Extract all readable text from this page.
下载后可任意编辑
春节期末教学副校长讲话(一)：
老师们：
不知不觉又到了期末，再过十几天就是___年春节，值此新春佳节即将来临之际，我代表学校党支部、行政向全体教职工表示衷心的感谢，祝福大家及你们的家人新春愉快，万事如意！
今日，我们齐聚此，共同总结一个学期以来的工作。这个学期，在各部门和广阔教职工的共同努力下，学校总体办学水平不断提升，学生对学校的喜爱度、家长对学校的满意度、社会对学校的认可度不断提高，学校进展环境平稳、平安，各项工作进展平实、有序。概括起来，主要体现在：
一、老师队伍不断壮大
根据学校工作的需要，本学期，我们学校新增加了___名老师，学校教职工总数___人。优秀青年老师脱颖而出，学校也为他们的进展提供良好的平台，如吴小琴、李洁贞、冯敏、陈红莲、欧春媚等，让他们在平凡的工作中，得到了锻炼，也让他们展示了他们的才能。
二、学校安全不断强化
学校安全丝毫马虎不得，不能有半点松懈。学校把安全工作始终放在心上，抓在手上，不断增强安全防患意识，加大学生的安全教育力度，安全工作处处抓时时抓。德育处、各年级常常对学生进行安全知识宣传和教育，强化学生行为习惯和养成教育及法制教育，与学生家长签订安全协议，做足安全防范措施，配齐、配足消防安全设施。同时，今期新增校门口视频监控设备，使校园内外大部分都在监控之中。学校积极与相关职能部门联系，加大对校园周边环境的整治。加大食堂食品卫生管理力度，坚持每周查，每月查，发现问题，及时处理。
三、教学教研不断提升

= = = = =

What the task asks
Return the entries above exactly, each one complete.

Answer for this exercise
Extract all readable text from this page.
下载后可任意编辑
春节期末教学副校长讲话(一)：
老师们：
不知不觉又到了期末，再过十几天就是___年春节，值此新春佳节即将来临之际，我代表学校党支部、行政向全体教职工表示衷心的感谢，祝福大家及你们的家人新春愉快，万事如意！
今日，我们齐聚此，共同总结一个学期以来的工作。这个学期，在各部门和广阔教职工的共同努力下，学校总体办学水平不断提升，学生对学校的喜爱度、家长对学校的满意度、社会对学校的认可度不断提高，学校进展环境平稳、平安，各项工作进展平实、有序。概括起来，主要体现在：
一、老师队伍不断壮大
根据学校工作的需要，本学期，我们学校新增加了___名老师，学校教职工总数___人。优秀青年老师脱颖而出，学校也为他们的进展提供良好的平台，如吴小琴、李洁贞、冯敏、陈红莲、欧春媚等，让他们在平凡的工作中，得到了锻炼，也让他们展示了他们的才能。
二、学校安全不断强化
学校安全丝毫马虎不得，不能有半点松懈。学校把安全工作始终放在心上，抓在手上，不断增强安全防患意识，加大学生的安全教育力度，安全工作处处抓时时抓。德育处、各年级常常对学生进行安全知识宣传和教育，强化学生行为习惯和养成教育及法制教育，与学生家长签订安全协议，做足安全防范措施，配齐、配足消防安全设施。同时，今期新增校门口视频监控设备，使校园内外大部分都在监控之中。学校积极与相关职能部门联系，加大对校园周边环境的整治。加大食堂食品卫生管理力度，坚持每周查，每月查，发现问题，及时处理。
三、教学教研不断提升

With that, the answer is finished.